#### LISTING ####

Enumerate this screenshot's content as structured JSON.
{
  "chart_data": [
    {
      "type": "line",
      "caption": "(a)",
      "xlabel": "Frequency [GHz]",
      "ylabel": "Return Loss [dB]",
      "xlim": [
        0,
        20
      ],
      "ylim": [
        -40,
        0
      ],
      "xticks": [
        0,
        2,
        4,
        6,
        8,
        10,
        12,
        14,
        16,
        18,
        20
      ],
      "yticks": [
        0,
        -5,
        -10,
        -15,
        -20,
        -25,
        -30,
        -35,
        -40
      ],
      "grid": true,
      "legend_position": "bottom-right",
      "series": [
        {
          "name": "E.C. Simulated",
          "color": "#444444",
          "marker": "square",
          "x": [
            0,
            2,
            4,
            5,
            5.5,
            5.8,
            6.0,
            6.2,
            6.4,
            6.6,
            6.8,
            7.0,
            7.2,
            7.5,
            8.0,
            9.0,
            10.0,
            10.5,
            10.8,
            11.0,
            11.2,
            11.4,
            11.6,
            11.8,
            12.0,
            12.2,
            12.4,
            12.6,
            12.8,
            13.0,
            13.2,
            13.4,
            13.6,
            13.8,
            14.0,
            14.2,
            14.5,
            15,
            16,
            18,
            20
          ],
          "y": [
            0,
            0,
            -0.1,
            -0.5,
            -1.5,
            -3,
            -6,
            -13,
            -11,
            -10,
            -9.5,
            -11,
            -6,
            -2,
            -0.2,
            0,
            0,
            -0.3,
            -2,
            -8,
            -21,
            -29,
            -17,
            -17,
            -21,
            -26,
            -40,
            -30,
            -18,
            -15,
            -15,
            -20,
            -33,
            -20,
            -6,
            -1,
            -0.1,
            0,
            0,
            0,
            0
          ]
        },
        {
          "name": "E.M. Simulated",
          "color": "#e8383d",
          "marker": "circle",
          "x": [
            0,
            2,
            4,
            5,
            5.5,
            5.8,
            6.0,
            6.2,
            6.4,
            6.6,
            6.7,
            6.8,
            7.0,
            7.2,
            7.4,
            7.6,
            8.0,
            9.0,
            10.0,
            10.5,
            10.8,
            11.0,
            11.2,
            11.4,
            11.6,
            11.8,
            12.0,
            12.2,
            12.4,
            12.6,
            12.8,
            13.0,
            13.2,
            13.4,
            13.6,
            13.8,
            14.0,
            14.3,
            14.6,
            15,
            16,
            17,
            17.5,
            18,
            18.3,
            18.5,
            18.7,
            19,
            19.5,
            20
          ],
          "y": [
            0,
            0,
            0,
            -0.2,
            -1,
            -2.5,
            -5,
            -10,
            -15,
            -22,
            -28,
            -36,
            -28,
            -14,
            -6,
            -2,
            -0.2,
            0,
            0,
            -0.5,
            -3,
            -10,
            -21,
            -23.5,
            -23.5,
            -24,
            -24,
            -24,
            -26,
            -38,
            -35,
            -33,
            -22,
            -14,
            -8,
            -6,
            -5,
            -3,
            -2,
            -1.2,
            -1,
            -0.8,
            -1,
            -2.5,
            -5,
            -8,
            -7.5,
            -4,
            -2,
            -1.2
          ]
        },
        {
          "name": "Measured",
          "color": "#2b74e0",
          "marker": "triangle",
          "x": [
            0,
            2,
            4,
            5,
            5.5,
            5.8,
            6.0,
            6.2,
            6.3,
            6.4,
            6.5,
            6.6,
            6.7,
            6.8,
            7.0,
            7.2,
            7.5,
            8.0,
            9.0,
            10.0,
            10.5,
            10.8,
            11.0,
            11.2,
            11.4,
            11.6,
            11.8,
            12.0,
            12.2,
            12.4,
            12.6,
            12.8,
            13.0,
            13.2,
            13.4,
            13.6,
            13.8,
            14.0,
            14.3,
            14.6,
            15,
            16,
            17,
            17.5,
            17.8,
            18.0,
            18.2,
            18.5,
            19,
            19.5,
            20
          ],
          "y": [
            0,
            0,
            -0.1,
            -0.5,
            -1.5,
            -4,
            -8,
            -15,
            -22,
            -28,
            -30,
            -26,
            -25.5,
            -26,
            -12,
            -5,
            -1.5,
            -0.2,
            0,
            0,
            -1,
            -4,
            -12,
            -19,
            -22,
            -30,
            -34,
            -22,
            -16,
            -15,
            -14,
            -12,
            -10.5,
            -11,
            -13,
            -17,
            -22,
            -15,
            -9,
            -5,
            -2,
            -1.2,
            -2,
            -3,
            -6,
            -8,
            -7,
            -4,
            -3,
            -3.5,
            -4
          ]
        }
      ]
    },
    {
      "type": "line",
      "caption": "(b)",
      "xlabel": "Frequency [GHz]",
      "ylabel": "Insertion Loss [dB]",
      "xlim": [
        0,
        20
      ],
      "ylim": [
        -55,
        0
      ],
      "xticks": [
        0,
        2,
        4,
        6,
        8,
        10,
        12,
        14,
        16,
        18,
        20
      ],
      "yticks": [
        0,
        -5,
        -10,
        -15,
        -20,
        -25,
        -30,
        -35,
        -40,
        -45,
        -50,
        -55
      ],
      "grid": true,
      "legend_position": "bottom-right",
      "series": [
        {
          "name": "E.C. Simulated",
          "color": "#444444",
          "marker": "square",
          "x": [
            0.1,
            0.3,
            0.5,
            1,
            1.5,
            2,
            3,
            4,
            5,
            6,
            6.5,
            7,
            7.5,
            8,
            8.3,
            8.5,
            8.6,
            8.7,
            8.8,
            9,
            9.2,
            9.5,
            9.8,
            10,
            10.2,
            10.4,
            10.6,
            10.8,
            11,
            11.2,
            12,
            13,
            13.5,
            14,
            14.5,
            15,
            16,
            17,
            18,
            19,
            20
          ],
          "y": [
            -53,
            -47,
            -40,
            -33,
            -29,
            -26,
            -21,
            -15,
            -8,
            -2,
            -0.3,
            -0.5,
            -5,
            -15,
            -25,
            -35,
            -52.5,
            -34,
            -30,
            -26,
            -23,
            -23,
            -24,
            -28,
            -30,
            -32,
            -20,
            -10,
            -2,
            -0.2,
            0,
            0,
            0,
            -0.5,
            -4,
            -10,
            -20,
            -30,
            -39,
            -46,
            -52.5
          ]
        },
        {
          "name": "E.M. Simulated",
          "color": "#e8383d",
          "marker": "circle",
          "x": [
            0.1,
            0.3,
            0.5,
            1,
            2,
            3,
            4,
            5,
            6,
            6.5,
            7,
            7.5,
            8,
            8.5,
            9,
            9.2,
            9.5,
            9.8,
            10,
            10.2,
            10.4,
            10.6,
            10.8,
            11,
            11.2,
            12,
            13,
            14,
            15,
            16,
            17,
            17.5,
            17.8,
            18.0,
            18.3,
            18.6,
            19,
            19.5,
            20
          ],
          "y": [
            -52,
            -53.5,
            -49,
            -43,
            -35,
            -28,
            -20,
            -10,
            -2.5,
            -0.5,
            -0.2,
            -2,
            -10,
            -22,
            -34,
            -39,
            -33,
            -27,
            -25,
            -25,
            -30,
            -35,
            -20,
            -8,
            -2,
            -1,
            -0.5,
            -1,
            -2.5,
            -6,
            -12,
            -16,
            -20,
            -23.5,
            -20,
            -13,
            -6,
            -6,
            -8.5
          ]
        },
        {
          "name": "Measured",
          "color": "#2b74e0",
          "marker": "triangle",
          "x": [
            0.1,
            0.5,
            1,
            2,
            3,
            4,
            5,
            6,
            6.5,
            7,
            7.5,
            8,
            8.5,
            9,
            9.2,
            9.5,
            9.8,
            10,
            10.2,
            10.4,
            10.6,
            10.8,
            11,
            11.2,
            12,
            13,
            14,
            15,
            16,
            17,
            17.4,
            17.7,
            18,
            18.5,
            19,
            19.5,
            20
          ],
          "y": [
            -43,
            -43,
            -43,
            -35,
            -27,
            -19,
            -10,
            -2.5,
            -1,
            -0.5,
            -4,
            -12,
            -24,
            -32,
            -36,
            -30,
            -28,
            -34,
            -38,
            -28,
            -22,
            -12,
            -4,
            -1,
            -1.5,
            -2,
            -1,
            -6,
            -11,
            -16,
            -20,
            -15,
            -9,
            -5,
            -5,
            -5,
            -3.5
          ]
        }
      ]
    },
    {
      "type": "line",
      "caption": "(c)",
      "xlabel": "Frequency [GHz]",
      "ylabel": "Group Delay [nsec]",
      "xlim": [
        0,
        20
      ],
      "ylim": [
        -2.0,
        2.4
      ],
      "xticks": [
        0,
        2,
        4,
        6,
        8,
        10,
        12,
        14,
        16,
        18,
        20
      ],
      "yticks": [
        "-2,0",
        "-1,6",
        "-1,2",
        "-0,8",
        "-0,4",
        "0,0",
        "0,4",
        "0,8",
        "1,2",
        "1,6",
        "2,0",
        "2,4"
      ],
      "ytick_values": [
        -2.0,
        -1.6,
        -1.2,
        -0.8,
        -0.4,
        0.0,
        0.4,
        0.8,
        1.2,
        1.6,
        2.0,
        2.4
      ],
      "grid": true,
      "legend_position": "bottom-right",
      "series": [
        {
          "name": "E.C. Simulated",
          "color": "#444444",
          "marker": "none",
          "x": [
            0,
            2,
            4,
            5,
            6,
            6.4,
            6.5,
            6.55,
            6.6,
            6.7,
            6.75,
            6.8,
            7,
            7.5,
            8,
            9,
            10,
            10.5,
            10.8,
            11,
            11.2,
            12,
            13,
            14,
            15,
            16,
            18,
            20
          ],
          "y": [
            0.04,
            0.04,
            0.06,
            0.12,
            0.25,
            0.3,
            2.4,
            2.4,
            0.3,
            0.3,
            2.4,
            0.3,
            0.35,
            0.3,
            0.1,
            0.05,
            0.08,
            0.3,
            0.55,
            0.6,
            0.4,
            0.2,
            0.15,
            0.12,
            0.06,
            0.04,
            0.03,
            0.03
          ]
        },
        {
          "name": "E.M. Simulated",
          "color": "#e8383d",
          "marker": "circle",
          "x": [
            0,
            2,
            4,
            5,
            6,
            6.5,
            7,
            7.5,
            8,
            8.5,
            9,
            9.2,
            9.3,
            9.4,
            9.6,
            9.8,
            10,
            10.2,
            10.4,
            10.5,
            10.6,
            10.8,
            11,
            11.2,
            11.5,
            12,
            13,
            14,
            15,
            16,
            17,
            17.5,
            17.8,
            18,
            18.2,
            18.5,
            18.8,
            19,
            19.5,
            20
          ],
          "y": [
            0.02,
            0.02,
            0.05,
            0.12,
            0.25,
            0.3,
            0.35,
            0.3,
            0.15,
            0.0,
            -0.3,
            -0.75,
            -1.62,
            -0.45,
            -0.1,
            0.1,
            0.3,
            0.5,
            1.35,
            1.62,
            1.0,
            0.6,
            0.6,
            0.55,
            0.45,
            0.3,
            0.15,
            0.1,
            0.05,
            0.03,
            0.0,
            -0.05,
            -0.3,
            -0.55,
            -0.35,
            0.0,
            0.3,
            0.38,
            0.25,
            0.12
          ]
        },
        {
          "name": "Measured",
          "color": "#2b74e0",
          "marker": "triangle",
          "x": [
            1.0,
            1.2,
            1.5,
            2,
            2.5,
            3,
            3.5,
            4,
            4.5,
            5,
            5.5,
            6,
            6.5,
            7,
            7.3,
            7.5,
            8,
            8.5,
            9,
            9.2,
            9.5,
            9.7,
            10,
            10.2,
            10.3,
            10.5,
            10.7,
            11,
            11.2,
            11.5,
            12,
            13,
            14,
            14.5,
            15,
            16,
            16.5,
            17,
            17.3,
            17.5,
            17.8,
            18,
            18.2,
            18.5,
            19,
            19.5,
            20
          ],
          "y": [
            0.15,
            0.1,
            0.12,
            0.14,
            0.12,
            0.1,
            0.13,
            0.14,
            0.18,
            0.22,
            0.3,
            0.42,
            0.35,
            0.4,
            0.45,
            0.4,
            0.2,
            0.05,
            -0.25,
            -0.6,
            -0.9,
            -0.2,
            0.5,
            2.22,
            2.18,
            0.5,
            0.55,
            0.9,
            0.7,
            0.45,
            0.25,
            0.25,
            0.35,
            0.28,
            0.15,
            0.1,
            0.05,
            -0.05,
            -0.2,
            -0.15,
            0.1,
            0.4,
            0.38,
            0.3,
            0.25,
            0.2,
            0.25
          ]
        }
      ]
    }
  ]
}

####

THE TASK: Pull out all lines containing "Loss".

CORRECT ANSWER:
      "ylabel": "Return Loss [dB]",
      "ylabel": "Insertion Loss [dB]",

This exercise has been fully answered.